- [EXERCISES]:
[1] Reproduce the passage of the Gina Frangello interview between "Rail: You divide" and "full-length, unified memoir?", inclusive.
[2] In the Gina Frangello interview, which of the book's four sections contains only "The Story of A"?
[3] Write the next part of the Gina Frangello interview, picking up after its final sentence.

- [PASSAGE SHOWN]:
★ ★ ★

Kathleen Rooney (Rail): Your epigraph comes from Rilke’s “I Am Much Too Alone in This World, Yet Not Alone,” in which he declares: “I don’t want to stay folded anywhere, / because where I am folded, there I am a lie. / And I want my grasp of things to be / true before you.” Why choose this (admittedly marvelous) dead German guy to open your book as opposed to, say, one of the “texts we revere as feminist,” like from the list you give later, including, “Jean Rhys or Marguerite Duras or Kate Braverman or Sylvia Plath or Kathy Acker or Mary Gaitskill”?
Gina Frangello: Rilke’s “I Am Much Too Alone in This World, Yet Not Alone” knocked me fully off my axis when I first read it. Having a clandestine affair and living a double life ultimately folds one up to the tightest possible square, only to unfurl when the lovers are together because essentially the rest of their lives have become a lie. This poem hit me first on that level. In my mind this epigraph speaks not only to one’s lover, as I think Rilke is speaking, but to the reader, because I had chosen to be a lie of omission in too many contexts of my life. The next bit says “I want to be a mirror for your whole body, / and I never want to be blind, or to be too old / to hold up your heavy and swaying picture.” I’m just obsessed with this bit here because it’s the writer’s entire conundrum … or maybe that of the whole human race. I don’t believe, exactly, in being able to render people in their totality in a book or a painting or a song or even a documentary. We catch fragments, and the fragments are always filtered through the lens of ourselves, so it’s almost impossible to get at the core of anything in art except for the core of your own interrogation of that thing. Yet also as a person who loves, for anyone who has ever loved, is there anything we want more than to actually fully see—always, never fading—the full image of those we love?
Rail: You divide the book into four sections, opening with “Aperture,” which contains only “The Story of A,” and proceeding with “Affair,” “Aftermath,” and “Affliction.” Why tell this story—or really, this set of interconnected stories—as a memoir-in-essays and not a linear, full-length, unified memoir?
Frangello: It’s actually far more unified than it began—a far more cohesive arc than it was at the onset. But the closer I got to each thing the more I saw the intersections. There isn’t a story of X without the story of Y and so forth. It became more braided, more overlapping, more unified in many ways, while the structure of the four sections also still recognizes stories that are quite distinct in their own ways. Some of this book is cultural criticism, and I felt a desire to really put that up front. It felt important to me that the reader be game to engage with the fact that I am a lens; I am not the whole picture. So yes, I guess I always knew the book would be a hybrid because it isn’t about One Thing.
Rail: Your author’s note explains, “I describe experiences that had a profound emotional impact on me” and “I do not pretend that I am capable of remembering everything that took place exactly or offering everyone’s perspective.” Savvy readers of creative nonfiction, it seems, would take your lengthy caveat as a given for the genre; what made you decide to make such explicit disclaimers?

★ ★ ★

- [PROVIDED MATERIAL]:
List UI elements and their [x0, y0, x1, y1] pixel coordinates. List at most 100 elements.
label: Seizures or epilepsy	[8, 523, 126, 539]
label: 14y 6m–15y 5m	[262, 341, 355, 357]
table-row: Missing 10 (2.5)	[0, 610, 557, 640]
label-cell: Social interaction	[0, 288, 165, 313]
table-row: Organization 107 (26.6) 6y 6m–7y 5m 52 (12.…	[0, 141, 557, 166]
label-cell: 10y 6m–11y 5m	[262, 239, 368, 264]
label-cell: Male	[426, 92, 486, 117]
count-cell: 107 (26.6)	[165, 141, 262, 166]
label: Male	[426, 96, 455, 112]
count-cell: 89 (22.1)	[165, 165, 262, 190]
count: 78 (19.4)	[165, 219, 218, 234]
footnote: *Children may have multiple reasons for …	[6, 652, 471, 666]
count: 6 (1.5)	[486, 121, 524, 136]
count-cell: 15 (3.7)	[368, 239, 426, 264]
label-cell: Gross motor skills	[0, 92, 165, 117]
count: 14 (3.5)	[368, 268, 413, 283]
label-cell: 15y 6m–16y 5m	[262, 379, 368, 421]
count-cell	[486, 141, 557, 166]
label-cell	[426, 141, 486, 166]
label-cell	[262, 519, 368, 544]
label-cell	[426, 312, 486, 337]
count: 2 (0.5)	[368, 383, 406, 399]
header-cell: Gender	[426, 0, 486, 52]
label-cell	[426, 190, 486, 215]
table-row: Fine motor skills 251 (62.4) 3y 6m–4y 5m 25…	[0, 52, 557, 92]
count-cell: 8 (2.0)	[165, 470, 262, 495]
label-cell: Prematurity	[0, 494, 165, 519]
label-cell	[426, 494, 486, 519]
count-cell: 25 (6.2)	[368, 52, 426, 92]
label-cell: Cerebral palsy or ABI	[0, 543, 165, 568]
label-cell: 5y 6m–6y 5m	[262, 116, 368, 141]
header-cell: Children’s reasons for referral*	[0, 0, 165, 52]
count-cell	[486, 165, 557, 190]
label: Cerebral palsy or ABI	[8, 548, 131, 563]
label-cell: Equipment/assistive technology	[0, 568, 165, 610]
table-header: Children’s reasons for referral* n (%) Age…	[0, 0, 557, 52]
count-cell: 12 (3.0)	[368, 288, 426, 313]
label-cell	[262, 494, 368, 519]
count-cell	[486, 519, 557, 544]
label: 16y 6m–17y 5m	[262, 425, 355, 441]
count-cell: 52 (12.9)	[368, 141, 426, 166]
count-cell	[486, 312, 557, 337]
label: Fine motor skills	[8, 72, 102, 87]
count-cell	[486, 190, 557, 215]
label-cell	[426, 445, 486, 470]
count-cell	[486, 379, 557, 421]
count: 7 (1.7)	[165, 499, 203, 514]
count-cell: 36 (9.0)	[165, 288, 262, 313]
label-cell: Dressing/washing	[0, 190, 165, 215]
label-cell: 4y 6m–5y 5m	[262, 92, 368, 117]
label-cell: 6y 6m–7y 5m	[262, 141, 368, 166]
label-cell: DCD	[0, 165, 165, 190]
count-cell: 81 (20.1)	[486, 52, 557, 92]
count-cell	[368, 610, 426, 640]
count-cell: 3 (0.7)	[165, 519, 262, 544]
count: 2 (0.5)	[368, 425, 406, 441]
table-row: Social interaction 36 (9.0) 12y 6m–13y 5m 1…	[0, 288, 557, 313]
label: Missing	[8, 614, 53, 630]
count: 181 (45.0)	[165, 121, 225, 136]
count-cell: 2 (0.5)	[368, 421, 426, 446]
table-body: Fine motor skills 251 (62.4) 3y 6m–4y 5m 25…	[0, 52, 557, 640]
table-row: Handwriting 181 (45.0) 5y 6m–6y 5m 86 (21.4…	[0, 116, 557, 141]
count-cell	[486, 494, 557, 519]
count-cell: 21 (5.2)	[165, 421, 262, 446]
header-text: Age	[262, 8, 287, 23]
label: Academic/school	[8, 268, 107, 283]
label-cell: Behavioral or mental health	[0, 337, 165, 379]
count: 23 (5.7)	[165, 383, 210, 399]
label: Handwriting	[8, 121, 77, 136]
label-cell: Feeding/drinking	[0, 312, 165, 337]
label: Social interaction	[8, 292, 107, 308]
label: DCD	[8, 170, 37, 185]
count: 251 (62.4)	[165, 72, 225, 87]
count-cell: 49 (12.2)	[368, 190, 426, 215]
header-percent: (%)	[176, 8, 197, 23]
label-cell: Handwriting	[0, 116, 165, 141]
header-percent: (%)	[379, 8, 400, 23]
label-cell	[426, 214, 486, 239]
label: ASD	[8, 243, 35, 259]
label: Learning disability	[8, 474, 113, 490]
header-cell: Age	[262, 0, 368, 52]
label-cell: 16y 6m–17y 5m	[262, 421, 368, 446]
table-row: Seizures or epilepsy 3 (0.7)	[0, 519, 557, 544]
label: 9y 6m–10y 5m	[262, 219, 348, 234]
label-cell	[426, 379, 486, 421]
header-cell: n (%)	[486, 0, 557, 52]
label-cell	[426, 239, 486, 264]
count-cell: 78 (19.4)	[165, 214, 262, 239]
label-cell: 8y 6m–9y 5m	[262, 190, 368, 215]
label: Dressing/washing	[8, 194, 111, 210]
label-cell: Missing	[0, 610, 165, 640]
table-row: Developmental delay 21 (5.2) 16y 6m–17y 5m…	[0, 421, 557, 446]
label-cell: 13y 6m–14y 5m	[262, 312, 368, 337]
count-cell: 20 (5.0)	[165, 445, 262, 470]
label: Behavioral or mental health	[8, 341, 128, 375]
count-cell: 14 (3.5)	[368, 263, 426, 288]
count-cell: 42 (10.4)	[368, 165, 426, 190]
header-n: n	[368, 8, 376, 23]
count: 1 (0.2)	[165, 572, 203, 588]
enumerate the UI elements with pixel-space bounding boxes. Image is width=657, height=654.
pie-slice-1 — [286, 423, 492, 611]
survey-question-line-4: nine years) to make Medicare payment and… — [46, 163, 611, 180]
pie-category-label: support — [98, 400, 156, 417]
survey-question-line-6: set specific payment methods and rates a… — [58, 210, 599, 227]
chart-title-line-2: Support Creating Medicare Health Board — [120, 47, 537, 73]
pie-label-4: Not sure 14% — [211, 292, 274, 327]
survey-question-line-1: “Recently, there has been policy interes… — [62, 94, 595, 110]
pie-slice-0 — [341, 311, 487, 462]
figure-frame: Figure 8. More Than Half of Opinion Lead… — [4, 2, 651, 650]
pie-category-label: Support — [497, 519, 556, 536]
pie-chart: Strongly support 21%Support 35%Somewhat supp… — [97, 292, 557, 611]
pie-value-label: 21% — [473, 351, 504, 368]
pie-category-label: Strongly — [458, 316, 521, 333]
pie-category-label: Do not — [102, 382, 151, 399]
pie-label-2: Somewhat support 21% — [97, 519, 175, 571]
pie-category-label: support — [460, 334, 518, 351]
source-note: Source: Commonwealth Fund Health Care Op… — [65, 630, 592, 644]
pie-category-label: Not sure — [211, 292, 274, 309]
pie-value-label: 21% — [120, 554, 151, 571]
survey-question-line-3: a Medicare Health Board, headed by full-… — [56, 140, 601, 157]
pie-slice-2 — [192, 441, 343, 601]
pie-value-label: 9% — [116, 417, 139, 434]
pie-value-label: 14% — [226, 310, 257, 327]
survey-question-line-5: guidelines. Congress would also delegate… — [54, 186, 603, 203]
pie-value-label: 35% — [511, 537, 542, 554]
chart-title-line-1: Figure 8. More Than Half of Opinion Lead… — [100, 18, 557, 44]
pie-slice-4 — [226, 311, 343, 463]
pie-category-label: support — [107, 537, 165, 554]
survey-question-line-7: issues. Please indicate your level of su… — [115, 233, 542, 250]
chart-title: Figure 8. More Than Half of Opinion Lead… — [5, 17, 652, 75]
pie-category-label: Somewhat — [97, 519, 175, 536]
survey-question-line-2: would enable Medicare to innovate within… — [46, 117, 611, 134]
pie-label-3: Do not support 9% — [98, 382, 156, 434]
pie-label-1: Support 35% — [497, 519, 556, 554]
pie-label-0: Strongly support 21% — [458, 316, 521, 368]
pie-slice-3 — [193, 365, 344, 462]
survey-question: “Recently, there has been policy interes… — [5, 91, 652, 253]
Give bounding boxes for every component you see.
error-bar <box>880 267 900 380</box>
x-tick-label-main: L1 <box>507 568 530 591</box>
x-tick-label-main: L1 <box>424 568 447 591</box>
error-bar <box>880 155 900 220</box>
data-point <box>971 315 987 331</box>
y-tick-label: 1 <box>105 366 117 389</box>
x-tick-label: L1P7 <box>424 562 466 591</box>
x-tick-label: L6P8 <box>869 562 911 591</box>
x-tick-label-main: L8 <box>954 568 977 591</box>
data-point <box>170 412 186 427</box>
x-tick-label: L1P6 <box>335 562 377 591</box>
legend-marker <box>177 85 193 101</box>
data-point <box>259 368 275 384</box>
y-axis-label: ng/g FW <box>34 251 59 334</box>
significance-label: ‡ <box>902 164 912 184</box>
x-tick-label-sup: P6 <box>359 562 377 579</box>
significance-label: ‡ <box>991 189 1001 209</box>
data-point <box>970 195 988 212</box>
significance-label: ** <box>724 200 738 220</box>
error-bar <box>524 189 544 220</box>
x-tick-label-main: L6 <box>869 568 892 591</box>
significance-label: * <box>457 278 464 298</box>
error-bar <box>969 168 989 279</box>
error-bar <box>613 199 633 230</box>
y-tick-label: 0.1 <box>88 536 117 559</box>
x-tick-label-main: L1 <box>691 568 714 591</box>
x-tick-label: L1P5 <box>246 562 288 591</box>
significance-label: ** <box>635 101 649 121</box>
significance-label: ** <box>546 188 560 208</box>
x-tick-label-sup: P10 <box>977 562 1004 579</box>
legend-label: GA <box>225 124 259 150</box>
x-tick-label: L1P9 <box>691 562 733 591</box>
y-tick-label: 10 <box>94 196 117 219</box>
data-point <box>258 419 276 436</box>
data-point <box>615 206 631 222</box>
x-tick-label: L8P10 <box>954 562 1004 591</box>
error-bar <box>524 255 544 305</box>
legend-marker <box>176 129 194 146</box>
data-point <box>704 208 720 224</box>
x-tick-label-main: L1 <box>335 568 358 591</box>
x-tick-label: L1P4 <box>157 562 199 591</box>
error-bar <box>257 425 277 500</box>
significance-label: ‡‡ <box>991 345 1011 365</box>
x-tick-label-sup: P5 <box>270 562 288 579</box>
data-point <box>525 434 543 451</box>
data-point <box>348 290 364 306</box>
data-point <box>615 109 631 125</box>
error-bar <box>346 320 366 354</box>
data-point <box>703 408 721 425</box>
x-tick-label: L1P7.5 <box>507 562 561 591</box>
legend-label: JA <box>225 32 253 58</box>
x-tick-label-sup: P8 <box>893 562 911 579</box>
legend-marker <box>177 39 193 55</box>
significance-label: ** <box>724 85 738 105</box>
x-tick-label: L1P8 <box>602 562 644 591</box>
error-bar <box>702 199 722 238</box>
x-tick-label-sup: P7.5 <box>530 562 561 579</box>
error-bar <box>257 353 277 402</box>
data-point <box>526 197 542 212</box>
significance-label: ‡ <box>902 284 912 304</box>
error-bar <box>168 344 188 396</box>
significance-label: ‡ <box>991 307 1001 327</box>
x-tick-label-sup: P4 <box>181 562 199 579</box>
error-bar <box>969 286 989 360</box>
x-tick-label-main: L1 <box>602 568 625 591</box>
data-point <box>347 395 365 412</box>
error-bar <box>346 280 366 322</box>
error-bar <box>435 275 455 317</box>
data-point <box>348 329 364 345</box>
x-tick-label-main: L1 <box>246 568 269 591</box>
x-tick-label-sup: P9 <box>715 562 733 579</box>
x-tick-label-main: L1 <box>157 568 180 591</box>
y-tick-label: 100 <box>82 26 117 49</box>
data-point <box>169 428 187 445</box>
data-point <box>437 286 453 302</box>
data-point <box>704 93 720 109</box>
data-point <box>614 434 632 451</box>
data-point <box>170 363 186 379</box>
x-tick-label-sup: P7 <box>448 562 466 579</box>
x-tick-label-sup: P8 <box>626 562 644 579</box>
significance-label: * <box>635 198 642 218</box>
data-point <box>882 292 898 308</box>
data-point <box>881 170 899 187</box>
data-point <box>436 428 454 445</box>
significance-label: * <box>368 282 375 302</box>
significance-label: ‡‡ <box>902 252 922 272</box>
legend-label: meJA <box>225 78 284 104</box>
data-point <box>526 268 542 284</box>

★ ★ ★

- [ANSWERS TO EACH TASK]:
[1]
Rail: You divide the book into four sections, opening with “Aperture,” which contains only “The Story of A,” and proceeding with “Affair,” “Aftermath,” and “Affliction.” Why tell this story—or really, this set of interconnected stories—as a memoir-in-essays and not a linear, full-length, unified memoir?

[2] "Aperture."

[3]
Frangello: I’ve been reading a lot of memoirs with variations on this kind of language lately—my favorite might be Elizabeth Crane’s in her forthcoming memoir, because she gets creative and playful with it. In my case it was necessary logistically because there are some composite characters, and in a book of nonfiction I think that demands a disclaimer, such as the fact that there was no one “Angie” and she is based on several different crucial relationships I had in my youth. That entails a playing with the boundaries of the creative nonfiction form, even if this is, in fact, a thing creative nonfiction writers do all the time. I agree with you that savvy readers of CNF do understand this, but I think disclaimers are for the readers who think that any subjective memoir can tell them the whole story of even its narrator, much less all the other people she is tasked with portraying. It is vital to me to make a massive distinction not only between a curated memoir and a personal diary, but to honor the fact that the story changes depending on who is telling it, even when every single person believes in their own truth with everything they have.
Rail: You blend scientific and sociological research into your extremely personal essays, as when you cite Michael Rosenfeld’s discoveries supporting “the feminist assertion that some women experience heterosexual marriage as oppressive or uncomfortable”. Why do you think this oppressiveness remains the case even in the 21st century? Why do women keep entering into this arrangement—including yourself, remarrying heterosexually after finally extricating yourself from a troubled heterosexual marriage?
Frangello: I love this question, because it really gets at the heart of so many things. We live in a world that makes marriage extremely advantageous to people who are sharing a life—you can be included on a domestic partner’s health insurance, but usually at a wildly higher cost than if you were married, and until 2018 at least, the last time I checked, some employers didn’t permit opposite-sex couples to insure one another if not married, because the culture puts almost as much energy into trying to marry off mainly straight people as it does trying to stop anyone who doesn’t meet those narrow definitions from benefitting from the rights marriage confers. So one real question of course is: Why is marriage still conferring so many rights—tax benefits, next of kin, ability to make decisions in a medical emergency and so on—in 2021? Why is marriage still viewed as the “happy ending” when almost half of marriages fail, which indicates that contemporary humanity rarely has “endings” in this way at all, but rather a series of start-stops, of serial monogamy for example, that has become dominant in a world where, say, 50, doesn’t mean the same thing as it did half a century ago, much less 200 years ago. We keep changing and doing new things longer, and the life expectancy goes up, and these things conspire to indicate that marriage may be a less and less successful formula. But obviously that’s assuming it was ever a successful formula for most people? Was it, or were there just fewer ways out?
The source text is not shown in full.